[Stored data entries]
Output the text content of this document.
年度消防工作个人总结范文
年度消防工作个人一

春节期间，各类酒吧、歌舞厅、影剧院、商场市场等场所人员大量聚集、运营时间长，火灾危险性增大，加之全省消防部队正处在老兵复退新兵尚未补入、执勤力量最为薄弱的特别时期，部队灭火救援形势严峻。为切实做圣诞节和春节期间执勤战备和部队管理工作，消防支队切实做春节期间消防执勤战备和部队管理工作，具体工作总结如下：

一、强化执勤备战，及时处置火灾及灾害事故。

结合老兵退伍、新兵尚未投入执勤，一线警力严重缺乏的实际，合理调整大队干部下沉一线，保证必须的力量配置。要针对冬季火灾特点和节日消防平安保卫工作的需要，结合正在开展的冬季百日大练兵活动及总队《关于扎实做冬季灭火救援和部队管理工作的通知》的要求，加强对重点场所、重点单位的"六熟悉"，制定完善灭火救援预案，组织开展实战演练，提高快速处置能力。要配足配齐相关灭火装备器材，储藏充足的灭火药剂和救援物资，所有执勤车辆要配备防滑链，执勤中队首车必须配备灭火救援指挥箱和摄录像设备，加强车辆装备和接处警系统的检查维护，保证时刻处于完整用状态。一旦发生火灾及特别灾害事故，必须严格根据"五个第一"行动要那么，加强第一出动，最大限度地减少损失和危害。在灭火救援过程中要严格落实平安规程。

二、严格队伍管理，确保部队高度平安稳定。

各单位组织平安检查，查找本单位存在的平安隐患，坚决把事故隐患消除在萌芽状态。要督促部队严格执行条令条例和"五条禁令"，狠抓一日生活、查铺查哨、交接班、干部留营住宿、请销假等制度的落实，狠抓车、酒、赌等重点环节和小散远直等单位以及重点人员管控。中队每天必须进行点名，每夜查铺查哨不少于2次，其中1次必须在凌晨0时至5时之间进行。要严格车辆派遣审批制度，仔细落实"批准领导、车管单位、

[DIRECTIONS] Please repeat the material above, word for word and in full.

[SOLUTION]
Output the text content of this document.
年度消防工作个人总结范文
年度消防工作个人一

春节期间，各类酒吧、歌舞厅、影剧院、商场市场等场所人员大量聚集、运营时间长，火灾危险性增大，加之全省消防部队正处在老兵复退新兵尚未补入、执勤力量最为薄弱的特别时期，部队灭火救援形势严峻。为切实做圣诞节和春节期间执勤战备和部队管理工作，消防支队切实做春节期间消防执勤战备和部队管理工作，具体工作总结如下：

一、强化执勤备战，及时处置火灾及灾害事故。

结合老兵退伍、新兵尚未投入执勤，一线警力严重缺乏的实际，合理调整大队干部下沉一线，保证必须的力量配置。要针对冬季火灾特点和节日消防平安保卫工作的需要，结合正在开展的冬季百日大练兵活动及总队《关于扎实做冬季灭火救援和部队管理工作的通知》的要求，加强对重点场所、重点单位的"六熟悉"，制定完善灭火救援预案，组织开展实战演练，提高快速处置能力。要配足配齐相关灭火装备器材，储藏充足的灭火药剂和救援物资，所有执勤车辆要配备防滑链，执勤中队首车必须配备灭火救援指挥箱和摄录像设备，加强车辆装备和接处警系统的检查维护，保证时刻处于完整用状态。一旦发生火灾及特别灾害事故，必须严格根据"五个第一"行动要那么，加强第一出动，最大限度地减少损失和危害。在灭火救援过程中要严格落实平安规程。

二、严格队伍管理，确保部队高度平安稳定。

各单位组织平安检查，查找本单位存在的平安隐患，坚决把事故隐患消除在萌芽状态。要督促部队严格执行条令条例和"五条禁令"，狠抓一日生活、查铺查哨、交接班、干部留营住宿、请销假等制度的落实，狠抓车、酒、赌等重点环节和小散远直等单位以及重点人员管控。中队每天必须进行点名，每夜查铺查哨不少于2次，其中1次必须在凌晨0时至5时之间进行。要严格车辆派遣审批制度，仔细落实"批准领导、车管单位、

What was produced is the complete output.